Begin Data provided

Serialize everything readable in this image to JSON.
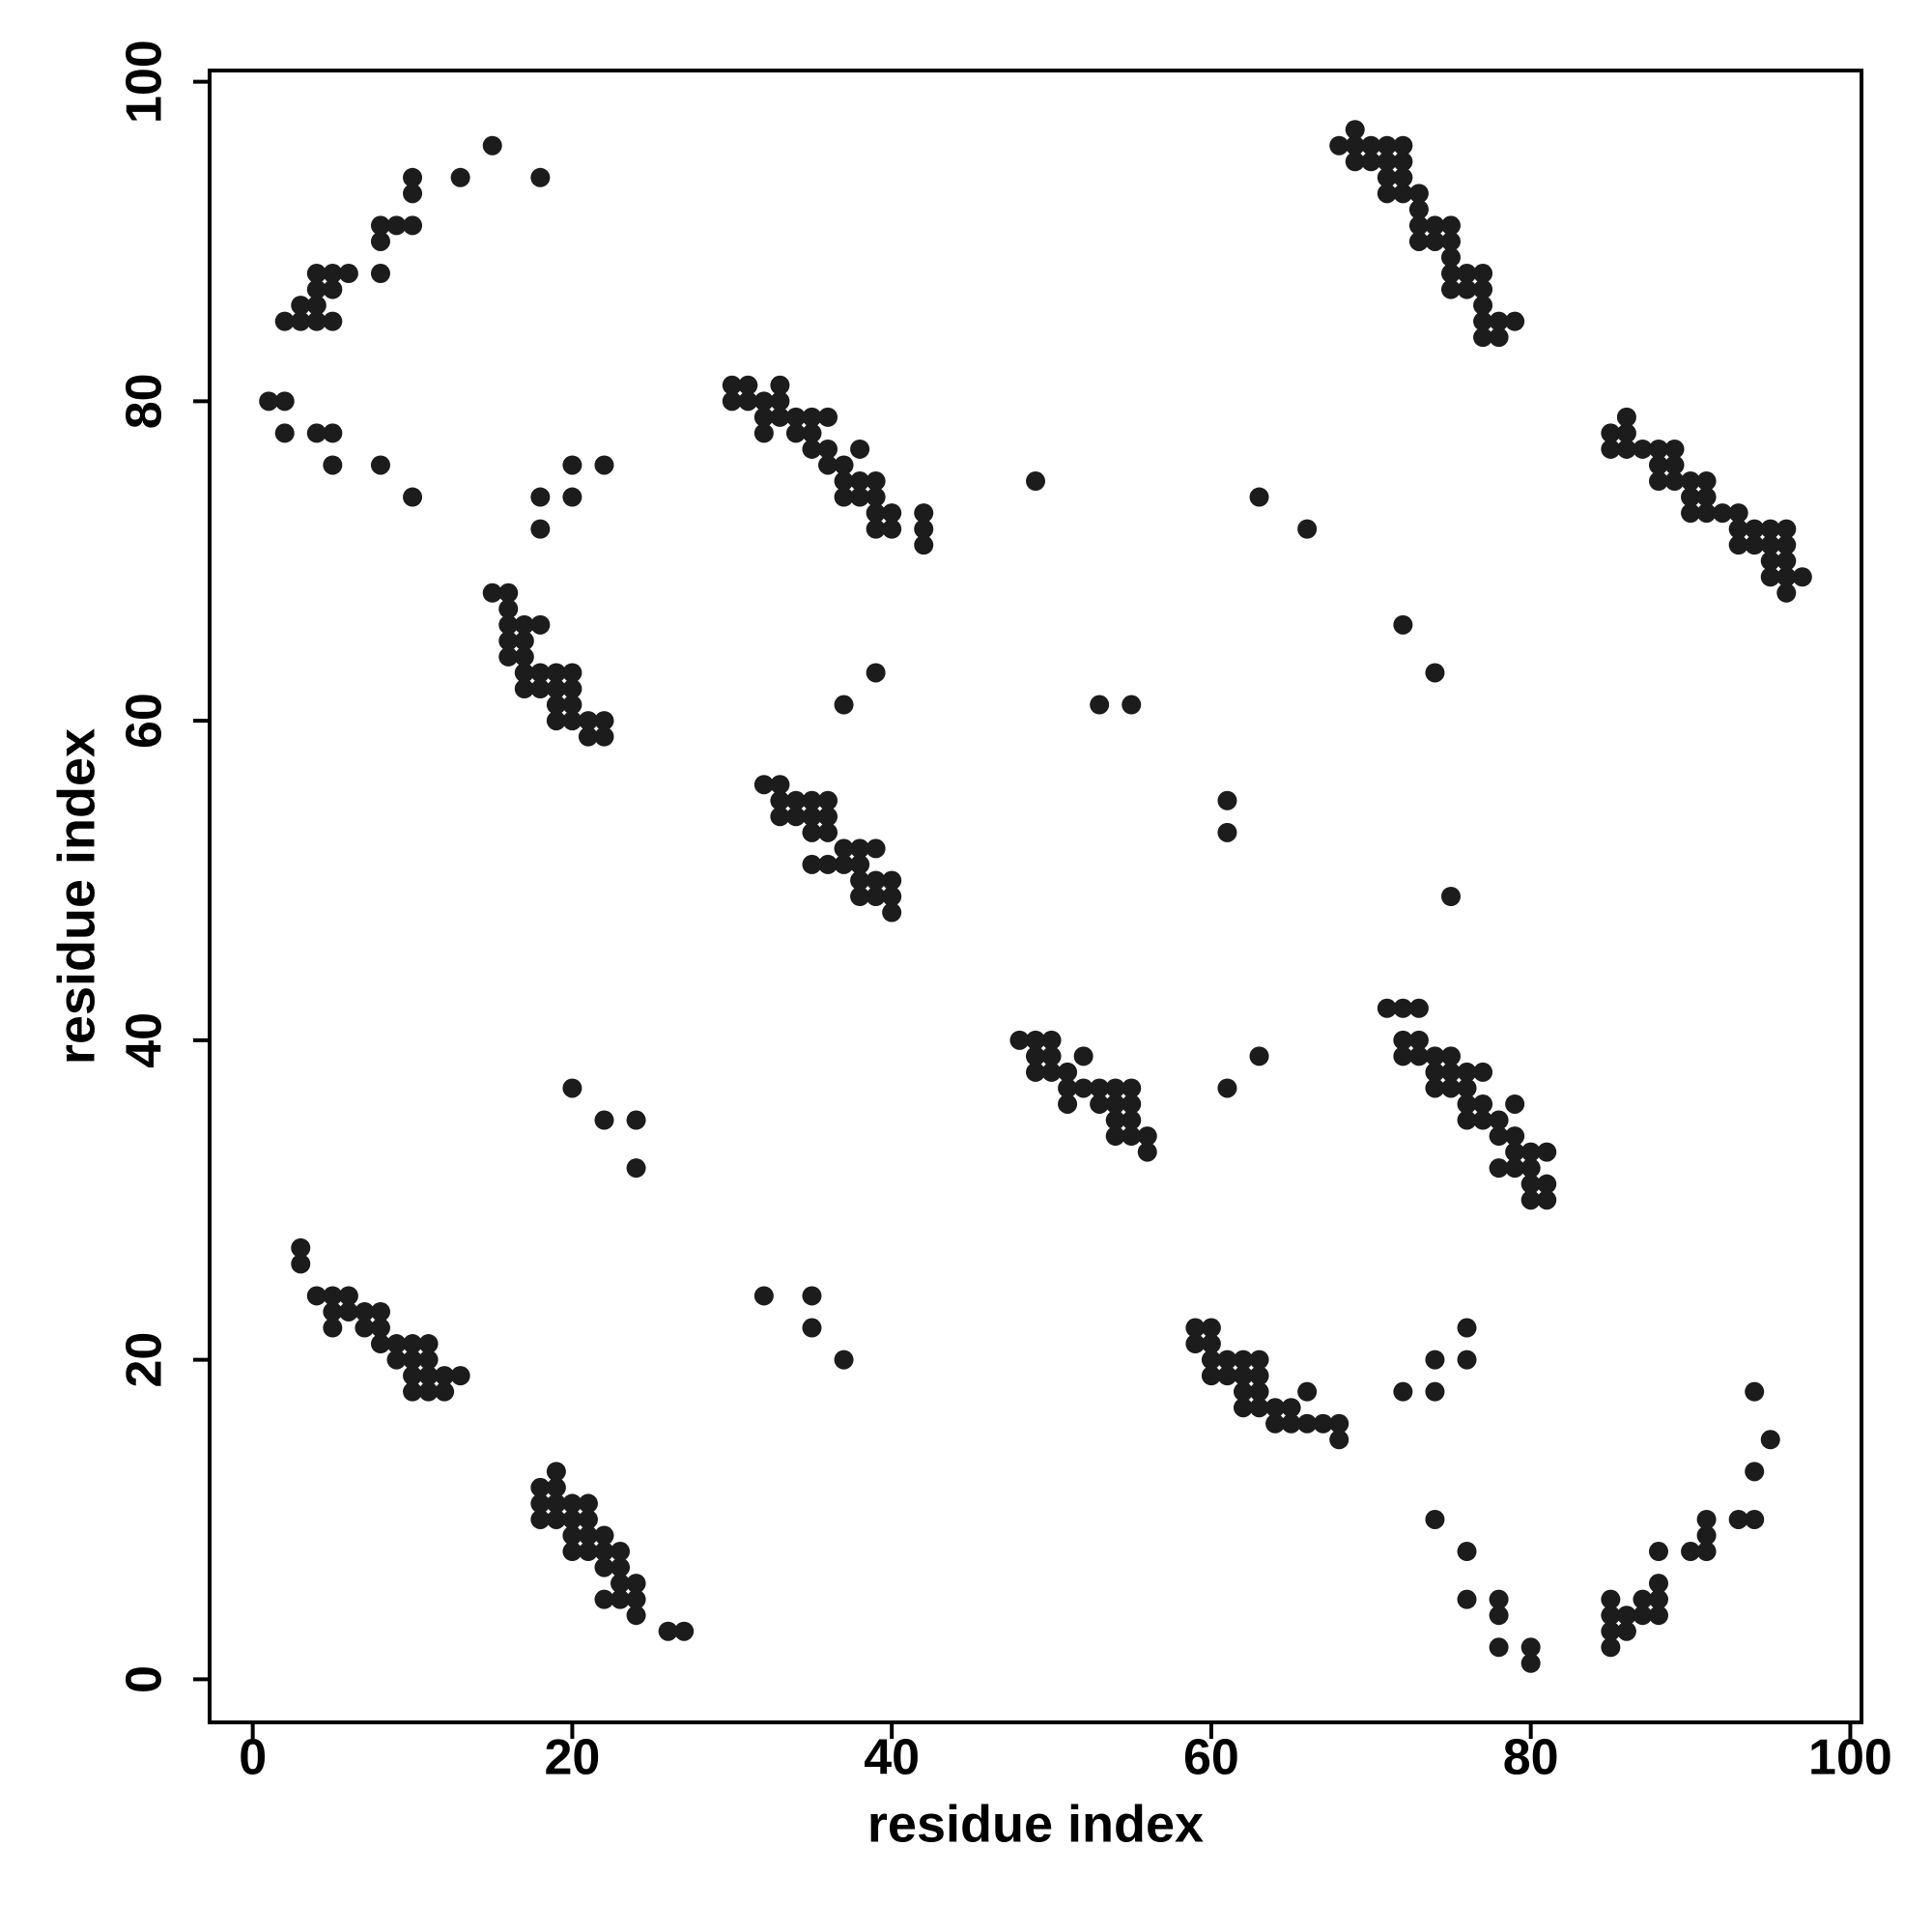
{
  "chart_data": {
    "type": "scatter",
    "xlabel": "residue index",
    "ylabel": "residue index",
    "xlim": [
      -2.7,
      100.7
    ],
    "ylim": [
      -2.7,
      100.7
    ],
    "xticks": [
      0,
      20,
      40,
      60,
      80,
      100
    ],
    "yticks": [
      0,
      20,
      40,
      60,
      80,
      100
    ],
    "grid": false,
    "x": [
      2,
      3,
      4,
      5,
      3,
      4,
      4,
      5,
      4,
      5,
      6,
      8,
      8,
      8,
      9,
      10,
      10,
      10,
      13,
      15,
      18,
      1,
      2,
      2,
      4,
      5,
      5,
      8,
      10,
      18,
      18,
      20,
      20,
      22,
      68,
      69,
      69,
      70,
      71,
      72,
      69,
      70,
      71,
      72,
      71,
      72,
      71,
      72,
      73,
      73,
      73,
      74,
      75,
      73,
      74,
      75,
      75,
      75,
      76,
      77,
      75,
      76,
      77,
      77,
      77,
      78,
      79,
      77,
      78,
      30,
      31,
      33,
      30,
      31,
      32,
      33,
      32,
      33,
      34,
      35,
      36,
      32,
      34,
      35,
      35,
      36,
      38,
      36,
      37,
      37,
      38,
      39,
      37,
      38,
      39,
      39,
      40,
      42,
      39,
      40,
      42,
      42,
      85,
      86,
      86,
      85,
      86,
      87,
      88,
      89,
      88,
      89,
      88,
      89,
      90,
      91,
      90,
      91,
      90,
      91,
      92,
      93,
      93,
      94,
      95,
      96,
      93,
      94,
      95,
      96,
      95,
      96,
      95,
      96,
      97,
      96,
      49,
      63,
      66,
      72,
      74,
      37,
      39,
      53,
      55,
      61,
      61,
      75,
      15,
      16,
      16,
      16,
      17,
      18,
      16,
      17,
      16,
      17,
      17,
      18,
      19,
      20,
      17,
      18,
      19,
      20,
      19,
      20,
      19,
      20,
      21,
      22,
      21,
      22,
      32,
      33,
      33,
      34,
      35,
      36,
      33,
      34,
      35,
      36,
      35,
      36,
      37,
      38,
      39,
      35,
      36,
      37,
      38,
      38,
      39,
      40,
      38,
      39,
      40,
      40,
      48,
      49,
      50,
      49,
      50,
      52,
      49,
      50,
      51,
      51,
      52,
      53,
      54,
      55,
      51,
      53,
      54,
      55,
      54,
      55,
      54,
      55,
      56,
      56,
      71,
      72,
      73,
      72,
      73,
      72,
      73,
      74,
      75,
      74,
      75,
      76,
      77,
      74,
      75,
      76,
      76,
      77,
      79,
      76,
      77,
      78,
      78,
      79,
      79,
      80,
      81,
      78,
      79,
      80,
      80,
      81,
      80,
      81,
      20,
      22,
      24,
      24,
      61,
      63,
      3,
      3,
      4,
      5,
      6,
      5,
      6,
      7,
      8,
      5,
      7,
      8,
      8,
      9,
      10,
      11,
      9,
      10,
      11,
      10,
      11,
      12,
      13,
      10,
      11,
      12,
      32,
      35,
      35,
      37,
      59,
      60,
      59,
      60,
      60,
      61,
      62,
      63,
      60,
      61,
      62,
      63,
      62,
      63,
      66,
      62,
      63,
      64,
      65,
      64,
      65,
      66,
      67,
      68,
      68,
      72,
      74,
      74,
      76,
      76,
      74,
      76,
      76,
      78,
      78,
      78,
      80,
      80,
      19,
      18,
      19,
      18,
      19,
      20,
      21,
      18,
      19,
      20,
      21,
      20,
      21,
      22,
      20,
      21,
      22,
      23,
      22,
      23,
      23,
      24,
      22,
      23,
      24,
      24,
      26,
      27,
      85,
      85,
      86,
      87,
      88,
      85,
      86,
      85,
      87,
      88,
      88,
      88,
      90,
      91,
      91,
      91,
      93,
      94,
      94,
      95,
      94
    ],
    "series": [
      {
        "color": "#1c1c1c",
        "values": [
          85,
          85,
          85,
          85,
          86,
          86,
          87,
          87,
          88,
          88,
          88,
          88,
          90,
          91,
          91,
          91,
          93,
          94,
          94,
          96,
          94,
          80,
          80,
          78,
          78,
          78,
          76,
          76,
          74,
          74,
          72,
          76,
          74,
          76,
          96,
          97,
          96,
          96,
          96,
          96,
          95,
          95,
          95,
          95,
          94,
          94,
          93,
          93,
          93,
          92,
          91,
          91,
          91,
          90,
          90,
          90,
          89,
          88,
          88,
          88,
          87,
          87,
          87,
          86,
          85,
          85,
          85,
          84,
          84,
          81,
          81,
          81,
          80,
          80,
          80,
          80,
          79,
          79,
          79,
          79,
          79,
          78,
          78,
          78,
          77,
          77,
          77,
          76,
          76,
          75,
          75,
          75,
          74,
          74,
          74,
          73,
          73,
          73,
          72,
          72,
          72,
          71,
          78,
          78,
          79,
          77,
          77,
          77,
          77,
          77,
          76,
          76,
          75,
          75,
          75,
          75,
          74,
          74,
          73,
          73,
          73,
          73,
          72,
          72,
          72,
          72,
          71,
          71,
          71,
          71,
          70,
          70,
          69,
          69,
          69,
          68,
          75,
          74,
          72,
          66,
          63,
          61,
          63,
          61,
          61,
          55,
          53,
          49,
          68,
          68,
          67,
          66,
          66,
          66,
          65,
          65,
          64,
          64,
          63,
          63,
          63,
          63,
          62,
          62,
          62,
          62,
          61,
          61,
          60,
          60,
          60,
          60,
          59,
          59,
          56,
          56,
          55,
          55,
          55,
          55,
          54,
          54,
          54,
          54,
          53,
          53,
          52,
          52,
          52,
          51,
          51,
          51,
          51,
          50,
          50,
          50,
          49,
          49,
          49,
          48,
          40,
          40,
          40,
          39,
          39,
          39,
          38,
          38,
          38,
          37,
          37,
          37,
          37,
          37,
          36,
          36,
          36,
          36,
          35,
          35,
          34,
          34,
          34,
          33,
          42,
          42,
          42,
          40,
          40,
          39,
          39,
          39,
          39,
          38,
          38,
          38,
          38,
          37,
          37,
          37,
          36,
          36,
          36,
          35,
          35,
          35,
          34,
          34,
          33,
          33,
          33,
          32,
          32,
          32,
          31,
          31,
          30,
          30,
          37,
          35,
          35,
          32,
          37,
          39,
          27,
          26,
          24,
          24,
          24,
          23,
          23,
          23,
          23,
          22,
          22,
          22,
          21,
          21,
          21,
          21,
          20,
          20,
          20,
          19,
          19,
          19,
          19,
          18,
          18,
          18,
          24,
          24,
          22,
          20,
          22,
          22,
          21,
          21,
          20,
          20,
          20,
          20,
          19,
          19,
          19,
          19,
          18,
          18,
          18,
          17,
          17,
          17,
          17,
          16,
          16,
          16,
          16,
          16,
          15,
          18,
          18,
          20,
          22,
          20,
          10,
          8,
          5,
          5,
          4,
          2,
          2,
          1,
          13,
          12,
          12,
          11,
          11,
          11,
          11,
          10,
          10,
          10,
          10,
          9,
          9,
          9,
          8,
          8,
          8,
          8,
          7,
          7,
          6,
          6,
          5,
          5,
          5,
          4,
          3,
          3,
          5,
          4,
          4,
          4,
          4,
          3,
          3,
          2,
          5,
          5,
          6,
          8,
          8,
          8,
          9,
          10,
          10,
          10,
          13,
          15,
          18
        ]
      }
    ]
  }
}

End Data provided

## Goal:
From the data above, copy each line where the string "residue" appears.

## Result for this task:
    "xlabel": "residue index",
    "ylabel": "residue index",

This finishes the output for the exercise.